Give only one thing: the number of lines that include the word "仅限上传一份PDF文件".
##### Data lines #####
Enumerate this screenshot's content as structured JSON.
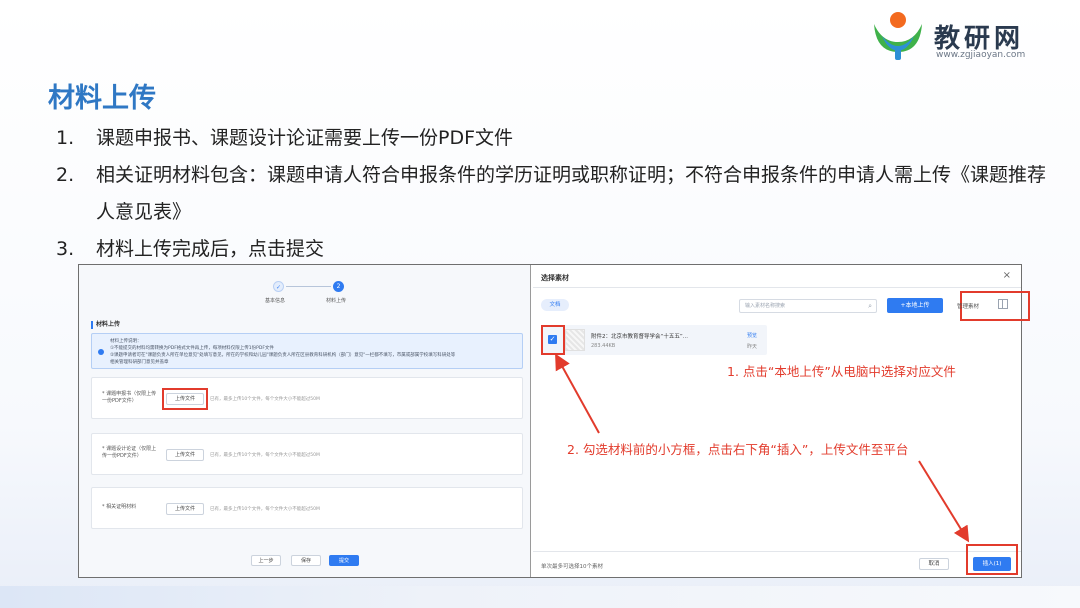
{
  "logo": {
    "brand": "教研网",
    "url": "www.zgjiaoyan.com"
  },
  "slide": {
    "title": "材料上传",
    "points": [
      {
        "num": "1.",
        "text": "课题申报书、课题设计论证需要上传一份PDF文件"
      },
      {
        "num": "2.",
        "text": "相关证明材料包含：课题申请人符合申报条件的学历证明或职称证明；不符合申报条件的申请人需上传《课题推荐人意见表》"
      },
      {
        "num": "3.",
        "text": "材料上传完成后，点击提交"
      }
    ]
  },
  "left_form": {
    "steps": [
      {
        "icon": "✓",
        "label": "基本信息"
      },
      {
        "icon": "2",
        "label": "材料上传"
      }
    ],
    "section_title": "材料上传",
    "notice_lines": [
      "材料上传说明：",
      "①不能提交的材料均需转换为PDF格式文件再上传，每项材料仅限上传1份PDF文件",
      "②课题申请者可在\"课题负责人所在单位意见\"处填写意见，所在的学校和幼儿园\"课题负责人所在区县教育科研机构（部门）意见\"一栏都不填写，市属或部属学校填写科研处等",
      "相关管理科研部门意见并盖章"
    ],
    "fields": [
      {
        "label": "* 课题申报书（仅限上传一份PDF文件）",
        "button": "上传文件",
        "hint": "已有，最多上传10个文件，每个文件大小不能超过50M"
      },
      {
        "label": "* 课题设计论证（仅限上传一份PDF文件）",
        "button": "上传文件",
        "hint": "已有，最多上传10个文件，每个文件大小不能超过50M"
      },
      {
        "label": "* 相关证明材料",
        "button": "上传文件",
        "hint": "已有，最多上传10个文件，每个文件大小不能超过50M"
      }
    ],
    "buttons": {
      "prev": "上一步",
      "save": "保存",
      "submit": "提交"
    }
  },
  "dialog": {
    "title": "选择素材",
    "close": "×",
    "tab": "文档",
    "search_placeholder": "输入素材名称搜索",
    "local_upload": "+本地上传",
    "manage": "管理素材",
    "file": {
      "name": "附件2：北京市教育督导学会“十五五”...",
      "size": "283.44KB",
      "preview": "预览",
      "date": "昨天"
    },
    "footer_note": "单次最多可选择10个素材",
    "cancel": "取消",
    "insert": "插入(1)"
  },
  "callouts": {
    "step1": "1. 点击“本地上传”从电脑中选择对应文件",
    "step2": "2. 勾选材料前的小方框，点击右下角“插入”，上传文件至平台"
  },
  "colors": {
    "title_blue": "#2f78c4",
    "accent_blue": "#2f7bf1",
    "highlight_red": "#e23b2c"
  }
}
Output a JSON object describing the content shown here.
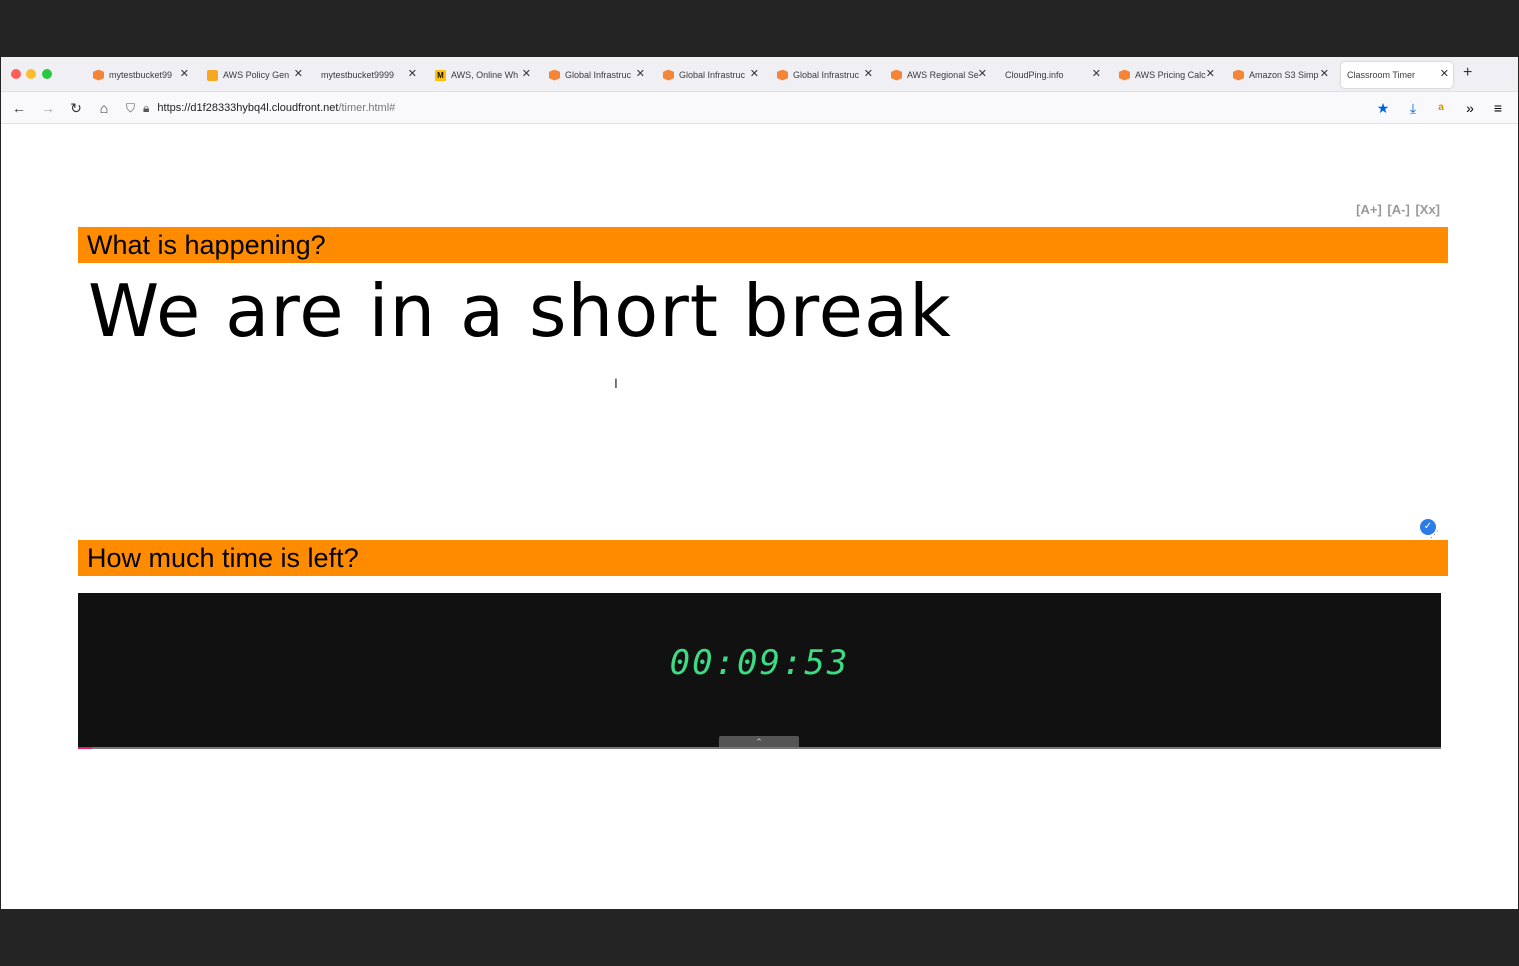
{
  "browser": {
    "tabs": [
      {
        "label": "mytestbucket99",
        "icon": "aws-cube-icon"
      },
      {
        "label": "AWS Policy Gen",
        "icon": "aws-policy-icon"
      },
      {
        "label": "mytestbucket9999",
        "icon": ""
      },
      {
        "label": "AWS, Online Wh",
        "icon": "miro-icon"
      },
      {
        "label": "Global Infrastruc",
        "icon": "aws-cube-icon"
      },
      {
        "label": "Global Infrastruc",
        "icon": "aws-cube-icon"
      },
      {
        "label": "Global Infrastruc",
        "icon": "aws-cube-icon"
      },
      {
        "label": "AWS Regional Se",
        "icon": "aws-cube-icon"
      },
      {
        "label": "CloudPing.info",
        "icon": ""
      },
      {
        "label": "AWS Pricing Calc",
        "icon": "aws-cube-icon"
      },
      {
        "label": "Amazon S3 Simp",
        "icon": "aws-cube-icon"
      },
      {
        "label": "Classroom Timer",
        "icon": "",
        "active": true
      }
    ],
    "close_glyph": "✕",
    "new_tab_glyph": "+",
    "url": {
      "host": "https://d1f28333hybq4l.cloudfront.net",
      "path": "/timer.html#"
    },
    "accent": "#0060df"
  },
  "page": {
    "font_controls": {
      "increase": "[A+]",
      "decrease": "[A-]",
      "reset": "[Xx]"
    },
    "what_heading": "What is happening?",
    "message": "We are in a short break",
    "how_heading": "How much time is left?",
    "timer": "00:09:53",
    "colors": {
      "section_bar": "#ff8c00",
      "timer_bg": "#111111",
      "timer_digits": "#3ddc84"
    }
  }
}
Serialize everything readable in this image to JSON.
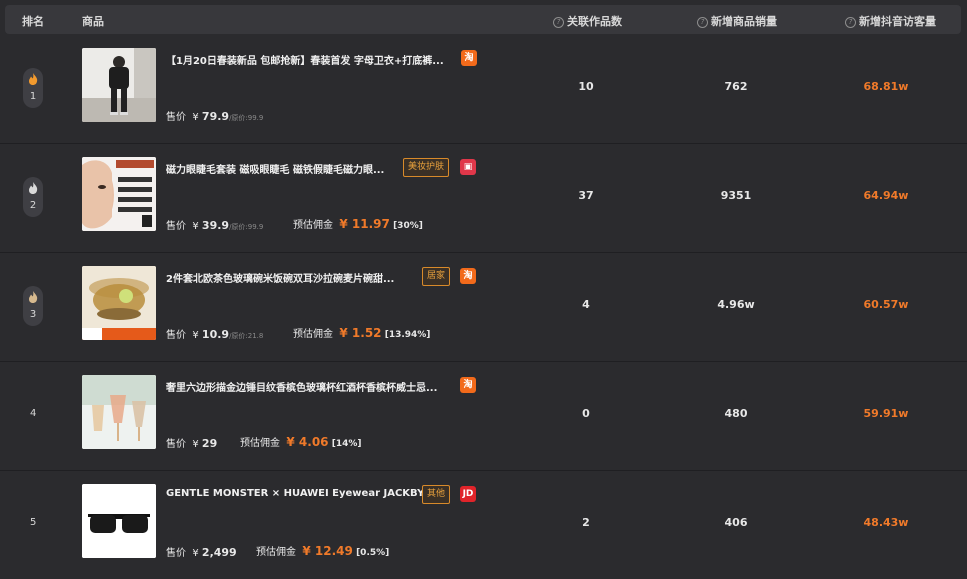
#####
Task answer:
2